**Objective**.
From the entries that follow, pick out all lines holding "before".
--- Begin Given data ---
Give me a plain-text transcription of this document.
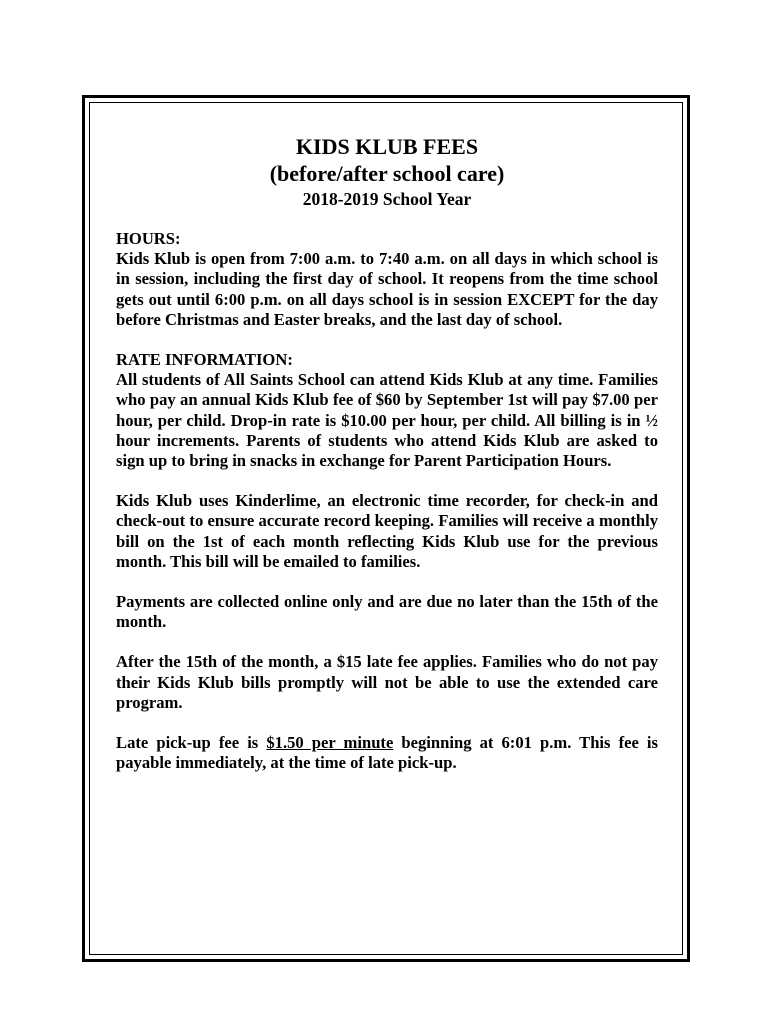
KIDS KLUB FEES

(before/after school care)

2018-2019 School Year

HOURS:

Kids Klub is open from 7:00 a.m. to 7:40 a.m. on all days in which school is in session, including the first day of school. It reopens from the time school gets out until 6:00 p.m. on all days school is in session EXCEPT for the day before Christmas and Easter breaks, and the last day of school.

RATE INFORMATION:

All students of All Saints School can attend Kids Klub at any time. Families who pay an annual Kids Klub fee of $60 by September 1st will pay $7.00 per hour, per child. Drop-in rate is $10.00 per hour, per child. All billing is in ½ hour increments. Parents of students who attend Kids Klub are asked to sign up to bring in snacks in exchange for Parent Participation Hours.

Kids Klub uses Kinderlime, an electronic time recorder, for check-in and check-out to ensure accurate record keeping. Families will receive a monthly bill on the 1st of each month reflecting Kids Klub use for the previous month. This bill will be emailed to families.

Payments are collected online only and are due no later than the 15th of the month.

After the 15th of the month, a $15 late fee applies. Families who do not pay their Kids Klub bills promptly will not be able to use the extended care program.

Late pick-up fee is $1.50 per minute beginning at 6:01 p.m. This fee is payable immediately, at the time of late pick-up.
--- End Given data ---
**Response**.
(before/after school care)
Kids Klub is open from 7:00 a.m. to 7:40 a.m. on all days in which school is in session, including the first day of school. It reopens from the time school gets out until 6:00 p.m. on all days school is in session EXCEPT for the day before Christmas and Easter breaks, and the last day of school.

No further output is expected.